Exactly as written, quote every line that follows, skipping the images.

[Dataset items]
——————

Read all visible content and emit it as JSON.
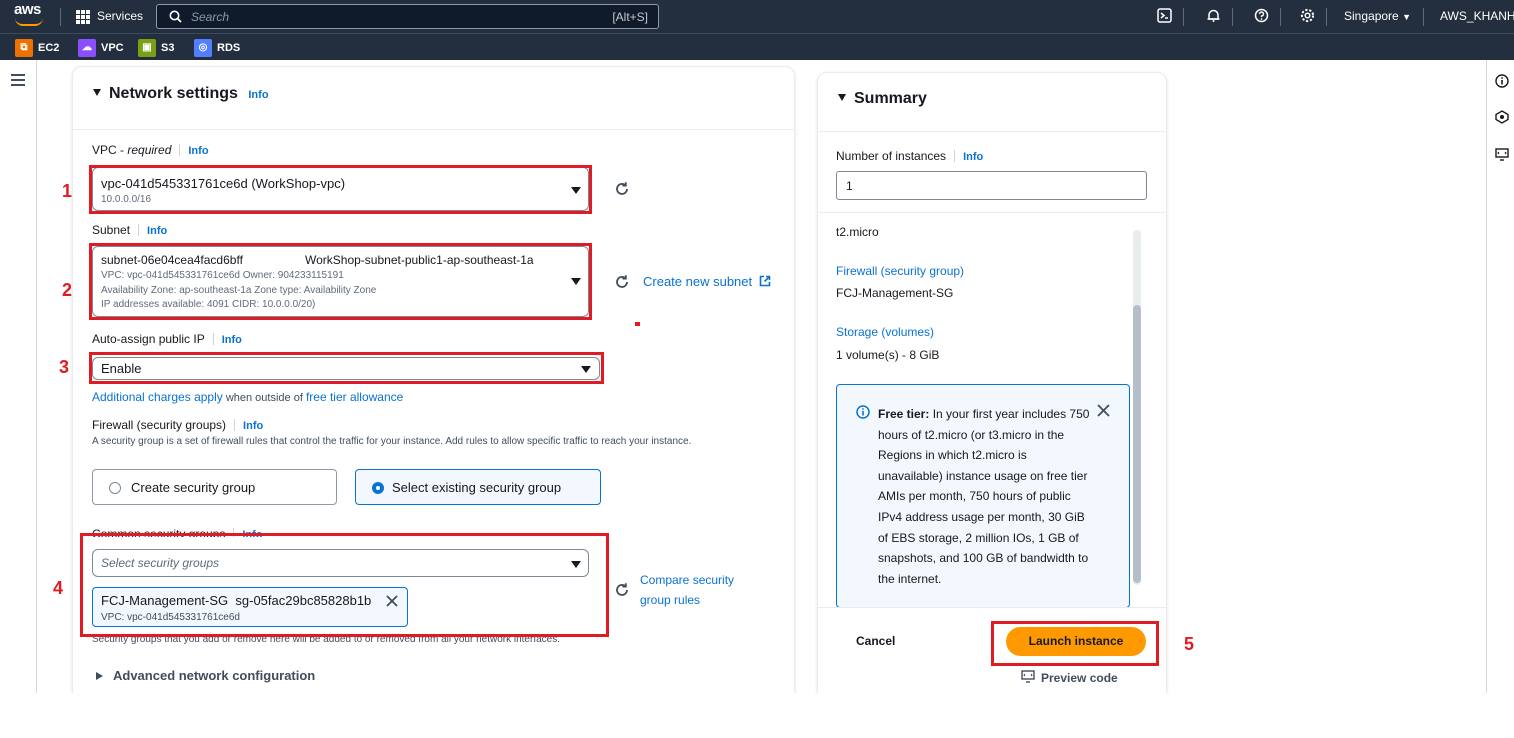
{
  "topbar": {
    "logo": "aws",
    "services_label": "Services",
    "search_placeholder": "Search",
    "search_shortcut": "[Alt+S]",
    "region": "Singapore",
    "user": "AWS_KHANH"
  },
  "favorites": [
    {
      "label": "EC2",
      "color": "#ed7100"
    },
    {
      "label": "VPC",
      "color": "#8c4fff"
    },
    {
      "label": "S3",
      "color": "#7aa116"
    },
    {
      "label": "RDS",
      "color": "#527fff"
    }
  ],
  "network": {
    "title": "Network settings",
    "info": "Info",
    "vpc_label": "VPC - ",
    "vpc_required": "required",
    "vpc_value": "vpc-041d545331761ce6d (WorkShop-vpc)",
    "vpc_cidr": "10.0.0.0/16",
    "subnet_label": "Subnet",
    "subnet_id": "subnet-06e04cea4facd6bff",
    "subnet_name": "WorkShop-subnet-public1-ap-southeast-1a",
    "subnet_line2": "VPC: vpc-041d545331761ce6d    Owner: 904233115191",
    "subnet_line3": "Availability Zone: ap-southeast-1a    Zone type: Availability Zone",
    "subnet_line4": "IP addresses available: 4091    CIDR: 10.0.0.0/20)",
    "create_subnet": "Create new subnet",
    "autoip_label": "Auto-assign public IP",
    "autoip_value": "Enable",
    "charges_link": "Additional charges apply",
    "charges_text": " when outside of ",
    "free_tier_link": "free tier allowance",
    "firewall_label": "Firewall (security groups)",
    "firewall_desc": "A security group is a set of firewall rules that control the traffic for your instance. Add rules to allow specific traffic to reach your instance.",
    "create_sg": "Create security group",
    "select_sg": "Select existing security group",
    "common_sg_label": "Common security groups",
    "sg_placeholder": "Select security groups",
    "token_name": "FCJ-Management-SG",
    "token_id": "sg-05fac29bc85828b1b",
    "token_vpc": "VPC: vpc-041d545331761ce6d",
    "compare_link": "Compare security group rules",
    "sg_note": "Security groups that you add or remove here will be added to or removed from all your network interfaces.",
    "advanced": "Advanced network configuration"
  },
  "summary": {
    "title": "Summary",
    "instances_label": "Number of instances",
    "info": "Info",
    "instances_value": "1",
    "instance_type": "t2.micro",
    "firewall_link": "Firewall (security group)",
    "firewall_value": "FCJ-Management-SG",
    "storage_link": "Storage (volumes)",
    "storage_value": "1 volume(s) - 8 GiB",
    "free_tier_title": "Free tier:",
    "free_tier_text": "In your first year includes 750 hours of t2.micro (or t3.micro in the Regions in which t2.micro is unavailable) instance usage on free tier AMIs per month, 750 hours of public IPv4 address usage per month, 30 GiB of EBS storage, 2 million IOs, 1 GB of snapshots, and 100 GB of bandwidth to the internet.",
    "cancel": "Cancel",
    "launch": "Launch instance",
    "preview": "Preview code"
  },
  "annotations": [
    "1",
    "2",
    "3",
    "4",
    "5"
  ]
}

——————

■ **RESULT**:
Read all visible content and emit it as JSON.
{
  "topbar": {
    "logo": "aws",
    "services_label": "Services",
    "search_placeholder": "Search",
    "search_shortcut": "[Alt+S]",
    "region": "Singapore",
    "user": "AWS_KHANH"
  },
  "favorites": [
    {
      "label": "EC2",
      "color": "#ed7100"
    },
    {
      "label": "VPC",
      "color": "#8c4fff"
    },
    {
      "label": "S3",
      "color": "#7aa116"
    },
    {
      "label": "RDS",
      "color": "#527fff"
    }
  ],
  "network": {
    "title": "Network settings",
    "info": "Info",
    "vpc_label": "VPC - ",
    "vpc_required": "required",
    "vpc_value": "vpc-041d545331761ce6d (WorkShop-vpc)",
    "vpc_cidr": "10.0.0.0/16",
    "subnet_label": "Subnet",
    "subnet_id": "subnet-06e04cea4facd6bff",
    "subnet_name": "WorkShop-subnet-public1-ap-southeast-1a",
    "subnet_line2": "VPC: vpc-041d545331761ce6d    Owner: 904233115191",
    "subnet_line3": "Availability Zone: ap-southeast-1a    Zone type: Availability Zone",
    "subnet_line4": "IP addresses available: 4091    CIDR: 10.0.0.0/20)",
    "create_subnet": "Create new subnet",
    "autoip_label": "Auto-assign public IP",
    "autoip_value": "Enable",
    "charges_link": "Additional charges apply",
    "charges_text": " when outside of ",
    "free_tier_link": "free tier allowance",
    "firewall_label": "Firewall (security groups)",
    "firewall_desc": "A security group is a set of firewall rules that control the traffic for your instance. Add rules to allow specific traffic to reach your instance.",
    "create_sg": "Create security group",
    "select_sg": "Select existing security group",
    "common_sg_label": "Common security groups",
    "sg_placeholder": "Select security groups",
    "token_name": "FCJ-Management-SG",
    "token_id": "sg-05fac29bc85828b1b",
    "token_vpc": "VPC: vpc-041d545331761ce6d",
    "compare_link": "Compare security group rules",
    "sg_note": "Security groups that you add or remove here will be added to or removed from all your network interfaces.",
    "advanced": "Advanced network configuration"
  },
  "summary": {
    "title": "Summary",
    "instances_label": "Number of instances",
    "info": "Info",
    "instances_value": "1",
    "instance_type": "t2.micro",
    "firewall_link": "Firewall (security group)",
    "firewall_value": "FCJ-Management-SG",
    "storage_link": "Storage (volumes)",
    "storage_value": "1 volume(s) - 8 GiB",
    "free_tier_title": "Free tier:",
    "free_tier_text": "In your first year includes 750 hours of t2.micro (or t3.micro in the Regions in which t2.micro is unavailable) instance usage on free tier AMIs per month, 750 hours of public IPv4 address usage per month, 30 GiB of EBS storage, 2 million IOs, 1 GB of snapshots, and 100 GB of bandwidth to the internet.",
    "cancel": "Cancel",
    "launch": "Launch instance",
    "preview": "Preview code"
  },
  "annotations": [
    "1",
    "2",
    "3",
    "4",
    "5"
  ]
}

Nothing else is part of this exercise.